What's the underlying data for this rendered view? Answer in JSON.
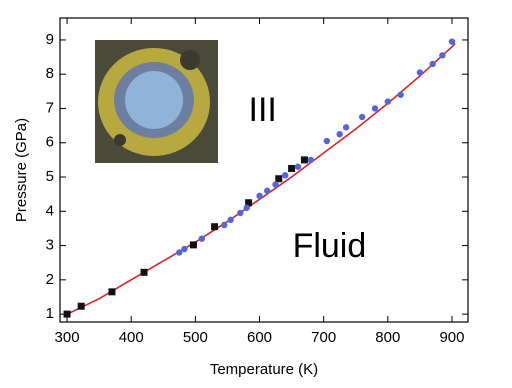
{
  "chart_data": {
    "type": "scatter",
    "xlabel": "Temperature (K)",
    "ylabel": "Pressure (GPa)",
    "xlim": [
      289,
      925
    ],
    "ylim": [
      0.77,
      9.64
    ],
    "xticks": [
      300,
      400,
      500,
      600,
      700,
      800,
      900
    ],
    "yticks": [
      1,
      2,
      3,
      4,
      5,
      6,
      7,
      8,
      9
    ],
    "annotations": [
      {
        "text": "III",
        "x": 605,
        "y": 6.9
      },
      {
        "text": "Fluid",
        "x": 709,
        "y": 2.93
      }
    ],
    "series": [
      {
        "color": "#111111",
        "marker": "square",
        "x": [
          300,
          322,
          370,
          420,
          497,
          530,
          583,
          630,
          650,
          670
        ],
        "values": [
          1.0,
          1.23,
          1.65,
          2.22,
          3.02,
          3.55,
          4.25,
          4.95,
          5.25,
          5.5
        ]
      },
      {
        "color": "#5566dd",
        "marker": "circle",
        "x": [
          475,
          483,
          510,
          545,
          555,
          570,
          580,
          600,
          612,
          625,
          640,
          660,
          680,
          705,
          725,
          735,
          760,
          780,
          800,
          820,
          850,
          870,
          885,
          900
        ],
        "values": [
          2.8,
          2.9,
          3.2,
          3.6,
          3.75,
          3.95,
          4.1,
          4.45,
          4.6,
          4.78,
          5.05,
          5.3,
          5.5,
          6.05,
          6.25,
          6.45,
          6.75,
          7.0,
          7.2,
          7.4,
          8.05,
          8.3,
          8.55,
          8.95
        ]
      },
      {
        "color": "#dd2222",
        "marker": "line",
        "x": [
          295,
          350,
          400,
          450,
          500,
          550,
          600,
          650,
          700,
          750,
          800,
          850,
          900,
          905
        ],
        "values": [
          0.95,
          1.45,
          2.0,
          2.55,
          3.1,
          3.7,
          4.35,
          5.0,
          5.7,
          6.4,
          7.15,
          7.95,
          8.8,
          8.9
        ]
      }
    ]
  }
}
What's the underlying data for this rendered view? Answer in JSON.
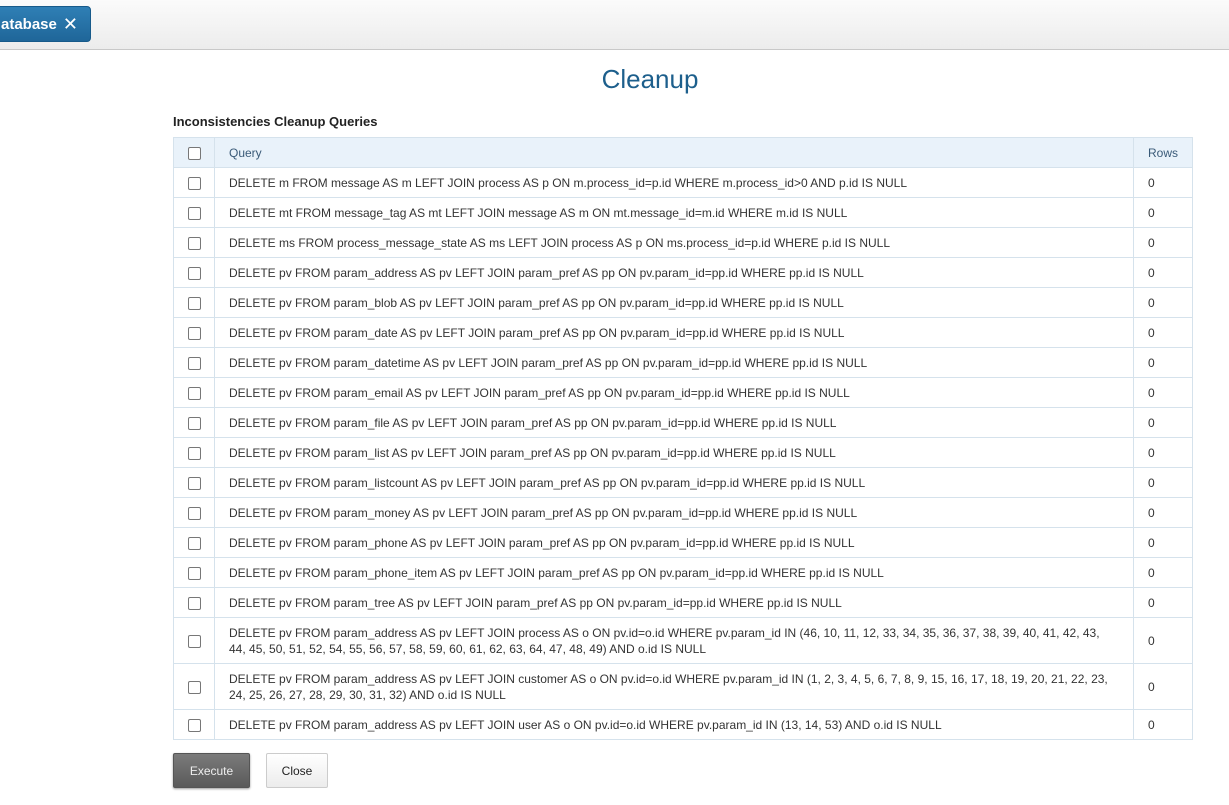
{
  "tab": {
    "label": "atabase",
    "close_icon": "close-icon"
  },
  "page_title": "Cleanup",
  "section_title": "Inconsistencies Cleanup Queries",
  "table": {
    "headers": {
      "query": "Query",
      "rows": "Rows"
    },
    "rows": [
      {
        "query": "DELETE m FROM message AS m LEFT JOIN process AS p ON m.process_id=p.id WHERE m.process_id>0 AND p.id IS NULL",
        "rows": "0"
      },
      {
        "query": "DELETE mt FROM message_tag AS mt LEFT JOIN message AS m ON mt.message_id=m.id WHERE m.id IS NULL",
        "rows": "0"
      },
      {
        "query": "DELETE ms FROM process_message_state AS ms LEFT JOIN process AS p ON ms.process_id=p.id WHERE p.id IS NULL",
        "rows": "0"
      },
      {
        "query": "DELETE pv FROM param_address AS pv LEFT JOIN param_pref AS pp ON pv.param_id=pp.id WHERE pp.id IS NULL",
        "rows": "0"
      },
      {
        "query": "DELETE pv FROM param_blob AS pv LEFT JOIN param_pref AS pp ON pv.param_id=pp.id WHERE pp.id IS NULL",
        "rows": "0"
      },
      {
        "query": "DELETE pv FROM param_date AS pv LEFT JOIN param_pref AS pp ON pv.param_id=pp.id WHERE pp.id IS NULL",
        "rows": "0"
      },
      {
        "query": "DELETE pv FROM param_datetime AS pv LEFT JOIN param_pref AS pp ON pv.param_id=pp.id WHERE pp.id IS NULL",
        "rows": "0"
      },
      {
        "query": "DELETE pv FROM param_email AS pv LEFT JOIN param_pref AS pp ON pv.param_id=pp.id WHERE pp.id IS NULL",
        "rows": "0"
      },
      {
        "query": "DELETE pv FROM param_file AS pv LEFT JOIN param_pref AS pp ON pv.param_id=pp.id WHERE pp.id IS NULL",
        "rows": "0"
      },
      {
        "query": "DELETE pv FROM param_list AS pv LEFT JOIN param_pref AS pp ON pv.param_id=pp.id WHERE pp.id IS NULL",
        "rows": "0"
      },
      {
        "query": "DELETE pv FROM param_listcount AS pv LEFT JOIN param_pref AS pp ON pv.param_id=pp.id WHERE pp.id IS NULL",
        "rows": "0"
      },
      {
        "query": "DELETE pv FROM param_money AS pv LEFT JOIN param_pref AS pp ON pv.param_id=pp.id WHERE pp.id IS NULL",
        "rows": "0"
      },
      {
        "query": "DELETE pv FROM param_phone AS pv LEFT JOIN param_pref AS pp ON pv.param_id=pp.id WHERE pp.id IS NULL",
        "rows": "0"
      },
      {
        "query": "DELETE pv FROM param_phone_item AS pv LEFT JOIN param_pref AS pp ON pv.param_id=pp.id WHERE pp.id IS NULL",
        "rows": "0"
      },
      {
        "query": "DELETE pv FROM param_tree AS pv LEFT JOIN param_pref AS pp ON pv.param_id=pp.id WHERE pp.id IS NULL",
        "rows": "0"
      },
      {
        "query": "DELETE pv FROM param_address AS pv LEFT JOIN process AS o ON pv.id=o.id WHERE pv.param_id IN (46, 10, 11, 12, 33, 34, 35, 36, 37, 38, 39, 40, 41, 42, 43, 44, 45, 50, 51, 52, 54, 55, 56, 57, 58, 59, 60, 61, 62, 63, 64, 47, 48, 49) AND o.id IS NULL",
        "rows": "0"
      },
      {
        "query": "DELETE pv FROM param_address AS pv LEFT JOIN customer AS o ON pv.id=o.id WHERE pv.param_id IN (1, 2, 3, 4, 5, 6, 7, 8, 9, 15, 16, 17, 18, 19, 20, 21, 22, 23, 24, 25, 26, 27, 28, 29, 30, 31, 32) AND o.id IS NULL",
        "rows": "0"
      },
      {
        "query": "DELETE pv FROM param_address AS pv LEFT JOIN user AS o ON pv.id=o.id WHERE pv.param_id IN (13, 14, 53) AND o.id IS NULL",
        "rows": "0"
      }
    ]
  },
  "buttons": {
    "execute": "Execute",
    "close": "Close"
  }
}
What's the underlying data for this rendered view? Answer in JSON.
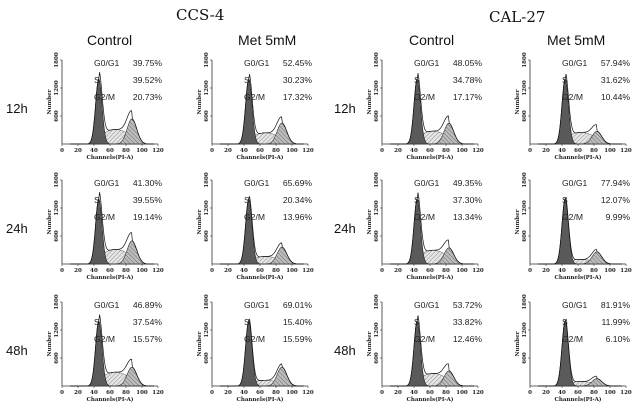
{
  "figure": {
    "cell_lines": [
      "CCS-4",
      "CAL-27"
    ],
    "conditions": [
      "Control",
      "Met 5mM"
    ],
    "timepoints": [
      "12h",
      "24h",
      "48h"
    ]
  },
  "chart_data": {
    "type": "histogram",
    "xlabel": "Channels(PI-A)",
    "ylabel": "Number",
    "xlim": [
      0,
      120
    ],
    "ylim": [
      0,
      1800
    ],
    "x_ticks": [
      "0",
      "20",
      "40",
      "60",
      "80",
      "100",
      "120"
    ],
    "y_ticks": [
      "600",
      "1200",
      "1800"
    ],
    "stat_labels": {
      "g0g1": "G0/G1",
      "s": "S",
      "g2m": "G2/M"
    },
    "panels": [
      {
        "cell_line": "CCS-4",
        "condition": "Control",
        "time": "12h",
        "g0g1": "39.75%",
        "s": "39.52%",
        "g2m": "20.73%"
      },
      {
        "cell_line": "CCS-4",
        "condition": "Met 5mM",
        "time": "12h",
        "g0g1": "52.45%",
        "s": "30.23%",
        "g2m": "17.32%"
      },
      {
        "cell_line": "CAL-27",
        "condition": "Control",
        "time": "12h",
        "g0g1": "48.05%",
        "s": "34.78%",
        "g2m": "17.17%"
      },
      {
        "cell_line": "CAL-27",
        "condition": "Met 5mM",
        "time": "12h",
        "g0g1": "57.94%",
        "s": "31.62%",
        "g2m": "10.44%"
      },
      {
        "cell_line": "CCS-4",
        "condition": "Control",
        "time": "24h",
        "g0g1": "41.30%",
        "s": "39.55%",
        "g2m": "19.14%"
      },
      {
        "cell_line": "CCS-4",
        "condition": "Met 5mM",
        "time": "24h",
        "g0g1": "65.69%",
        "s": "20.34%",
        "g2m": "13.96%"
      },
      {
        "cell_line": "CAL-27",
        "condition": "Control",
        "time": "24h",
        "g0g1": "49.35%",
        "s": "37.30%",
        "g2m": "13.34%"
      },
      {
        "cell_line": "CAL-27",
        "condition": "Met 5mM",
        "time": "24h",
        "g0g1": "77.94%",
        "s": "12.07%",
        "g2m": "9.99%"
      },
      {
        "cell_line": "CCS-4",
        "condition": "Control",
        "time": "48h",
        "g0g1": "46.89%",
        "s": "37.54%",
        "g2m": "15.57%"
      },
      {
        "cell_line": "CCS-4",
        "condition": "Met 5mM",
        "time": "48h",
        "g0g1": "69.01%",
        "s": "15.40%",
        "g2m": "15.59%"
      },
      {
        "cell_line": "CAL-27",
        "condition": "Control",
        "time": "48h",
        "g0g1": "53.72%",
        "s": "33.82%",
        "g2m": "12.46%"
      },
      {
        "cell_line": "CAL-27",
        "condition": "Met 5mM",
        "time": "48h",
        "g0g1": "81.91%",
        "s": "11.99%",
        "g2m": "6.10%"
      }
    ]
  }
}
┄┄┄┄┄┄┄┄┄┄
• **GIVEN PROBLEM**: Scan the records for the string "process". Copy each line in which it appears.

• **OUTPUT FOR THIS TASK**:
        "query": "DELETE m FROM message AS m LEFT JOIN process AS p ON m.process_id=p.id WHERE m.process_id>0 AND p.id IS NULL",
        "query": "DELETE ms FROM process_message_state AS ms LEFT JOIN process AS p ON ms.process_id=p.id WHERE p.id IS NULL",
        "query": "DELETE pv FROM param_address AS pv LEFT JOIN process AS o ON pv.id=o.id WHERE pv.param_id IN (46, 10, 11, 12, 33, 34, 35, 36, 37, 38, 39, 40, 41, 42, 43, 44, 45, 50, 51, 52, 54, 55, 56, 57, 58, 59, 60, 61, 62, 63, 64, 47, 48, 49) AND o.id IS NULL",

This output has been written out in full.